* **Your goal**
If a line in the entries includes "Stile", show that line.

* **Material shown**
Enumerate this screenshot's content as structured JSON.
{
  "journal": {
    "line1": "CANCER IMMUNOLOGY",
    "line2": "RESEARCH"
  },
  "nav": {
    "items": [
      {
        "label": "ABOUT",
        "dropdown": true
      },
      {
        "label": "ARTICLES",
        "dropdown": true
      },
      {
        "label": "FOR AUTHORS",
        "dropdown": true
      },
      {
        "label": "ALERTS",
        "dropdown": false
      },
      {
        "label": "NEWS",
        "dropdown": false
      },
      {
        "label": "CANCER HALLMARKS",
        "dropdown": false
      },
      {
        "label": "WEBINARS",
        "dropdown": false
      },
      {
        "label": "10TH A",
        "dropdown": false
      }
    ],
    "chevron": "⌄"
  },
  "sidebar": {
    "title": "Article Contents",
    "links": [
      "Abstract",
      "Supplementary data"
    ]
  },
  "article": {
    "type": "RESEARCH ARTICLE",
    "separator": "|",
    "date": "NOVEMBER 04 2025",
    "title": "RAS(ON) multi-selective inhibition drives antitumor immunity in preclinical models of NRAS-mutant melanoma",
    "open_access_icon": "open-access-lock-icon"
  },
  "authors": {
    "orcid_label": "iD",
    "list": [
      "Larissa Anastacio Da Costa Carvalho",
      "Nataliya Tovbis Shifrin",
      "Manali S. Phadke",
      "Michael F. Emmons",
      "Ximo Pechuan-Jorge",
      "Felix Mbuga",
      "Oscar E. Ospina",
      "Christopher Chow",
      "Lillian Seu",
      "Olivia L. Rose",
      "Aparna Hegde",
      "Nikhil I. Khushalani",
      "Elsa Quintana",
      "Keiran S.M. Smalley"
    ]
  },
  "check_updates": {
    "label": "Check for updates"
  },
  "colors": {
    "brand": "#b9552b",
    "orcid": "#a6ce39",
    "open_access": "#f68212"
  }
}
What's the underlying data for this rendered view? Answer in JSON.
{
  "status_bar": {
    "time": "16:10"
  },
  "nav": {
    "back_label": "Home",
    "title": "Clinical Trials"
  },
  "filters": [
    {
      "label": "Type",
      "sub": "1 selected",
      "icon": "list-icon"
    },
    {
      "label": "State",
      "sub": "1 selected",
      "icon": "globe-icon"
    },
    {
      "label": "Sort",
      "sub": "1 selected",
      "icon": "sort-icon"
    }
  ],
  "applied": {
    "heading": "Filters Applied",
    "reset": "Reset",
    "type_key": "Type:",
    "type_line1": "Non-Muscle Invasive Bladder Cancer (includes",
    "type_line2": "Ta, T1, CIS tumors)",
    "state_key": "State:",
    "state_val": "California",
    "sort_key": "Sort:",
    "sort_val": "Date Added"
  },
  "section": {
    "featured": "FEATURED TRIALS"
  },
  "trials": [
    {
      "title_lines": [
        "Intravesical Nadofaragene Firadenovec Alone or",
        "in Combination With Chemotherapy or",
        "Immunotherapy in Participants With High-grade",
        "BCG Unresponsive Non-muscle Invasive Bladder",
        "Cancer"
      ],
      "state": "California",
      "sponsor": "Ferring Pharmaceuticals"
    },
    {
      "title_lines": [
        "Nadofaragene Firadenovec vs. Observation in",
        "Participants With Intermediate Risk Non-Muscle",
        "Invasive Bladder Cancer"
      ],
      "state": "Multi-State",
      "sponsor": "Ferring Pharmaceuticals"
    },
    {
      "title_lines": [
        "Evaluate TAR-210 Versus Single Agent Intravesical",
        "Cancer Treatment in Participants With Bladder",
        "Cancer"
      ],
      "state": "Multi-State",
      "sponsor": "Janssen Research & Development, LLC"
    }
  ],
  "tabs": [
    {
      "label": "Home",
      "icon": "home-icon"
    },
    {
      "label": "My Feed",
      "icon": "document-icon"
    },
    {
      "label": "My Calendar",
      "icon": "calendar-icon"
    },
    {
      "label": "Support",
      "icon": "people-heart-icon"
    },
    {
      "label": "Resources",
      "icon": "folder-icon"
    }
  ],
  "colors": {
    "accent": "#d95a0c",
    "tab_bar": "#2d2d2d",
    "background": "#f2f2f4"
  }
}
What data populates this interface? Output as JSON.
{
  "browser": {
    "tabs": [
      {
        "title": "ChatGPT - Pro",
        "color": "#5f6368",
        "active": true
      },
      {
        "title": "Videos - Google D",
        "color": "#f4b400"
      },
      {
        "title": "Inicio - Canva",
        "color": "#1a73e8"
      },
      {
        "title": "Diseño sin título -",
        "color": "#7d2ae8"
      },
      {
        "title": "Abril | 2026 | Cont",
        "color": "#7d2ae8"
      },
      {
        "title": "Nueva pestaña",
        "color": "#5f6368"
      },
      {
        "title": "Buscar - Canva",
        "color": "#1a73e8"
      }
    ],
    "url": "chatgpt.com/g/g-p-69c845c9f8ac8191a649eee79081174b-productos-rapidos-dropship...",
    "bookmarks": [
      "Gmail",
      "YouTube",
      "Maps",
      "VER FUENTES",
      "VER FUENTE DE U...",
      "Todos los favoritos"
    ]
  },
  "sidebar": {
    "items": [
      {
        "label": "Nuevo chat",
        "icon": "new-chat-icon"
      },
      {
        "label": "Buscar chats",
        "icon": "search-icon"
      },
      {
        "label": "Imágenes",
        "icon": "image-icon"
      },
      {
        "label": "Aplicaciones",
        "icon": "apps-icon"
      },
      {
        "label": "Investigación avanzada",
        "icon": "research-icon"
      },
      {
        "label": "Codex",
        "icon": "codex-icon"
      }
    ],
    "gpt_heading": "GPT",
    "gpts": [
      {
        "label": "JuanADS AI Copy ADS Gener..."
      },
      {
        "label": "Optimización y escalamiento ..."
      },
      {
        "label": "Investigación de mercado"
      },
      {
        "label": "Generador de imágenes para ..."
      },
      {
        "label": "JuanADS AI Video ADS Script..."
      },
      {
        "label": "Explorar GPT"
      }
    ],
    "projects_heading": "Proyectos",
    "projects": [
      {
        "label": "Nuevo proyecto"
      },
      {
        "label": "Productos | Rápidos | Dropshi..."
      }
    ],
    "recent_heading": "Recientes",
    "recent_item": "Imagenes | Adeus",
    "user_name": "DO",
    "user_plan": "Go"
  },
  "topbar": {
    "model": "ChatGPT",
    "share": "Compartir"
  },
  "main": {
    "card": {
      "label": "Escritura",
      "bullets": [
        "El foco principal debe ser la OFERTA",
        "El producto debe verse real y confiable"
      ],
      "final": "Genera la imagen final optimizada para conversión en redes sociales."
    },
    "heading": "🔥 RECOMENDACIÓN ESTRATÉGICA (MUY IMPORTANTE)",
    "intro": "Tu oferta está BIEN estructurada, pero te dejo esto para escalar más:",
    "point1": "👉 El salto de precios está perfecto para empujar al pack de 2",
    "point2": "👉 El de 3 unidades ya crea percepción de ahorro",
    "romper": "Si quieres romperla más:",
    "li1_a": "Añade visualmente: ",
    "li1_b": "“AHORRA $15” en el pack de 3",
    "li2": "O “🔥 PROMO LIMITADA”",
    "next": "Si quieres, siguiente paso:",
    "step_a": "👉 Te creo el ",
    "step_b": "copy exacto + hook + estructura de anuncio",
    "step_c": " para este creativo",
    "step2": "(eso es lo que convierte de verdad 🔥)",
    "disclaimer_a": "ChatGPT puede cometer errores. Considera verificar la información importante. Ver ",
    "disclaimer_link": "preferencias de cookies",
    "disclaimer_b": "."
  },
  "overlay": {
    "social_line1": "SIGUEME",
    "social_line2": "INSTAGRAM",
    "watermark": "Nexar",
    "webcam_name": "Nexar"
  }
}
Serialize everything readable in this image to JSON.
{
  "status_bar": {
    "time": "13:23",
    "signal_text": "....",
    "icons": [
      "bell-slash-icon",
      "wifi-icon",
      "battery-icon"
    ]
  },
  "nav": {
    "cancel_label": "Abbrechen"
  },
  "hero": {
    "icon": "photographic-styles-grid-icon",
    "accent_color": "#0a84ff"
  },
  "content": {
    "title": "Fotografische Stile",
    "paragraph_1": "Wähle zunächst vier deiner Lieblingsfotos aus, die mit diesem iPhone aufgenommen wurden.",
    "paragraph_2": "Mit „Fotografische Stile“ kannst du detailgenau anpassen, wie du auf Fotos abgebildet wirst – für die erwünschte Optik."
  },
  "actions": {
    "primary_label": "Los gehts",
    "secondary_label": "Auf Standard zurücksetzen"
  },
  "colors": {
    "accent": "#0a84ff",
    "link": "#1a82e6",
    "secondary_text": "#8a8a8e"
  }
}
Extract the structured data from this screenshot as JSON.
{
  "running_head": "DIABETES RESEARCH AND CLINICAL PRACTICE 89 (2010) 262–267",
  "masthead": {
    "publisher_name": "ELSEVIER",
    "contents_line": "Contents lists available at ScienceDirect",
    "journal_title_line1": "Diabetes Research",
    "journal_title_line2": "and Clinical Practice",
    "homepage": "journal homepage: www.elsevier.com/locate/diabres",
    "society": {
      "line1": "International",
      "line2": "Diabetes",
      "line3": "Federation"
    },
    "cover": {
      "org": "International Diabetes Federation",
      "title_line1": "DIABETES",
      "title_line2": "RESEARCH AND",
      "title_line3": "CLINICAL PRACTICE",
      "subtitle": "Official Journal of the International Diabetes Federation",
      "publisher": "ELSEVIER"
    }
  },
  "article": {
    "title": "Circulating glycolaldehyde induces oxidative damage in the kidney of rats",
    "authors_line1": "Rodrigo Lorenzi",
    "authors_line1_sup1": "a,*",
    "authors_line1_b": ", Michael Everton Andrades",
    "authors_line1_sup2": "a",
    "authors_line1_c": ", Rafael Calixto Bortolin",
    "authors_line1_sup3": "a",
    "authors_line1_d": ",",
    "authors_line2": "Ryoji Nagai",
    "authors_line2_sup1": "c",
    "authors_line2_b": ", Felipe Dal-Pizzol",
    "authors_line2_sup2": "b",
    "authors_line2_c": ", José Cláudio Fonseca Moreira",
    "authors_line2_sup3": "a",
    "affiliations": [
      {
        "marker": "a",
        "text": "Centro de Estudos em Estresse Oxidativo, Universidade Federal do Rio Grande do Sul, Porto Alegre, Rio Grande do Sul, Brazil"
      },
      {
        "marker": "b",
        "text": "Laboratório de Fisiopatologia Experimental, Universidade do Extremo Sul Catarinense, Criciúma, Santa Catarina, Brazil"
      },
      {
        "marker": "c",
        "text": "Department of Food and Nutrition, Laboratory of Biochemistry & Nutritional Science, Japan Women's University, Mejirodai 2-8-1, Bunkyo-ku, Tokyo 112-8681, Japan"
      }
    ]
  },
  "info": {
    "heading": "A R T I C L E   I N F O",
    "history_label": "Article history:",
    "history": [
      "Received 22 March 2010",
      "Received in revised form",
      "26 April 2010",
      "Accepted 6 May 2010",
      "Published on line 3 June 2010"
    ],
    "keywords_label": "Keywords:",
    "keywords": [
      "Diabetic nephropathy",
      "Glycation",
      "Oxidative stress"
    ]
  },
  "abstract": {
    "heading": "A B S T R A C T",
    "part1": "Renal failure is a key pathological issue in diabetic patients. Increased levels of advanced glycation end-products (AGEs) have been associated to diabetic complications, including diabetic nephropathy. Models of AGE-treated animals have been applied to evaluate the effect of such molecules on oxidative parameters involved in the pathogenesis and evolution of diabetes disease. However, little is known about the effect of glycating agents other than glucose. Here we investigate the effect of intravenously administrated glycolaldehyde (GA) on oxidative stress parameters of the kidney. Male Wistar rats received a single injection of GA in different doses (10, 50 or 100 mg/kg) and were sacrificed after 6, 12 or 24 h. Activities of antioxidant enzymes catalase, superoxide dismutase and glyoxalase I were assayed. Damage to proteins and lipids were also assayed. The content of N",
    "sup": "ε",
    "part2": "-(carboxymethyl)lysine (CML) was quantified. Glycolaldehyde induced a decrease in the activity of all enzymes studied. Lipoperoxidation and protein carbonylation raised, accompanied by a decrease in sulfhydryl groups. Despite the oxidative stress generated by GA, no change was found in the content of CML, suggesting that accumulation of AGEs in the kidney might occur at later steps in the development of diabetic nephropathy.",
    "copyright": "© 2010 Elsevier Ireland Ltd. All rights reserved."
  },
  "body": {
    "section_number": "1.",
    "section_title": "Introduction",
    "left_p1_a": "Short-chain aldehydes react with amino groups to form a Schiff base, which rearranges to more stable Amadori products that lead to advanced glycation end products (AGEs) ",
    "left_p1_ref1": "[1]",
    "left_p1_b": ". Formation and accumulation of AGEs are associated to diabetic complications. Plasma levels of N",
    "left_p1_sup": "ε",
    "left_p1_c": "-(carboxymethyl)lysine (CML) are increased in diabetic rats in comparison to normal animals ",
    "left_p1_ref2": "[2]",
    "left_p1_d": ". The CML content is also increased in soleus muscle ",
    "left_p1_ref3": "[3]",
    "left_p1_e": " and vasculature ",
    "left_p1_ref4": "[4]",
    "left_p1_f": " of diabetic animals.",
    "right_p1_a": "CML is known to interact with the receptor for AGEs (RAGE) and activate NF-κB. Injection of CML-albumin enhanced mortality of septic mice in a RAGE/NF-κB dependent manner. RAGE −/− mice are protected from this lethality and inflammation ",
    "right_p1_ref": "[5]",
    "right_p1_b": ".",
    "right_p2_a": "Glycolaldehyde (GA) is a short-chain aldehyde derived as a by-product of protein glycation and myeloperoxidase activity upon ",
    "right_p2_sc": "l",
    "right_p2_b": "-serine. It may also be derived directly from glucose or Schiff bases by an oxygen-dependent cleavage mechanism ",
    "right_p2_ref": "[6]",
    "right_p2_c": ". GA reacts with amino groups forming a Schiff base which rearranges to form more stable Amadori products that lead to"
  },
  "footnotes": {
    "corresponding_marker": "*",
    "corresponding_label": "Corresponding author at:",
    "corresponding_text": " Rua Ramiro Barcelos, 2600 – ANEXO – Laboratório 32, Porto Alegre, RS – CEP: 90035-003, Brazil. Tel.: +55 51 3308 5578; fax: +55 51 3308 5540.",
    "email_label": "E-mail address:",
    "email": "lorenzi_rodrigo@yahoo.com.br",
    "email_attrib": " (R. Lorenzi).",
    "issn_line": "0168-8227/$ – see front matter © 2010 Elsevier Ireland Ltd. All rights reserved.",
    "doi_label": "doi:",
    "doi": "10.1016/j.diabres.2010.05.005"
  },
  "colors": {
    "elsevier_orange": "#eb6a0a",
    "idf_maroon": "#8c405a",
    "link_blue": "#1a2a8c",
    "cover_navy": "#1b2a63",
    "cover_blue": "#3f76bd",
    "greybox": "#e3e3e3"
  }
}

* **Response**
    "title": "Fotografische Stile",
    "paragraph_2": "Mit „Fotografische Stile“ kannst du detailgenau anpassen, wie du auf Fotos abgebildet wirst – für die erwünschte Optik."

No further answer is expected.